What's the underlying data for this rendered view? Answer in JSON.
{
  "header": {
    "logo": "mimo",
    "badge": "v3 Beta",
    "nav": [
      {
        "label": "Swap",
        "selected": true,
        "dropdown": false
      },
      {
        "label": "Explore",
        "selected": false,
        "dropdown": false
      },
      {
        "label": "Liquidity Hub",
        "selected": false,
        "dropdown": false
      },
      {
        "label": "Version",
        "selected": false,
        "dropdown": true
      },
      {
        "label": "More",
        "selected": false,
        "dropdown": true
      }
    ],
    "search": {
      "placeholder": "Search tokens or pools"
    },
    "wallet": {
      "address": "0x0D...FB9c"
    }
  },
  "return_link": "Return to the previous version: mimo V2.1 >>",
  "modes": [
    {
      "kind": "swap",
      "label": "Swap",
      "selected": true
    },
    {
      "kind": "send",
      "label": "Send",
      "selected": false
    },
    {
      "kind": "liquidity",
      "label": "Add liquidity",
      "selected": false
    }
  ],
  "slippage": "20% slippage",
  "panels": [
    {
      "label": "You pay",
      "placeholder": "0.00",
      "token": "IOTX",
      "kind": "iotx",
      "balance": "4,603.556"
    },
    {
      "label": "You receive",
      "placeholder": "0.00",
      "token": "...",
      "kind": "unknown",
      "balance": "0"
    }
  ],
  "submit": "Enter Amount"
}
·····
§ TASK BRIEF: Print the whole listing exactly as it is.

§ ANSWER FOR THE TASK:
What's the underlying data for this rendered view? Answer in JSON.
{
  "header": {
    "logo": "mimo",
    "badge": "v3 Beta",
    "nav": [
      {
        "label": "Swap",
        "selected": true,
        "dropdown": false
      },
      {
        "label": "Explore",
        "selected": false,
        "dropdown": false
      },
      {
        "label": "Liquidity Hub",
        "selected": false,
        "dropdown": false
      },
      {
        "label": "Version",
        "selected": false,
        "dropdown": true
      },
      {
        "label": "More",
        "selected": false,
        "dropdown": true
      }
    ],
    "search": {
      "placeholder": "Search tokens or pools"
    },
    "wallet": {
      "address": "0x0D...FB9c"
    }
  },
  "return_link": "Return to the previous version: mimo V2.1 >>",
  "modes": [
    {
      "kind": "swap",
      "label": "Swap",
      "selected": true
    },
    {
      "kind": "send",
      "label": "Send",
      "selected": false
    },
    {
      "kind": "liquidity",
      "label": "Add liquidity",
      "selected": false
    }
  ],
  "slippage": "20% slippage",
  "panels": [
    {
      "label": "You pay",
      "placeholder": "0.00",
      "token": "IOTX",
      "kind": "iotx",
      "balance": "4,603.556"
    },
    {
      "label": "You receive",
      "placeholder": "0.00",
      "token": "...",
      "kind": "unknown",
      "balance": "0"
    }
  ],
  "submit": "Enter Amount"
}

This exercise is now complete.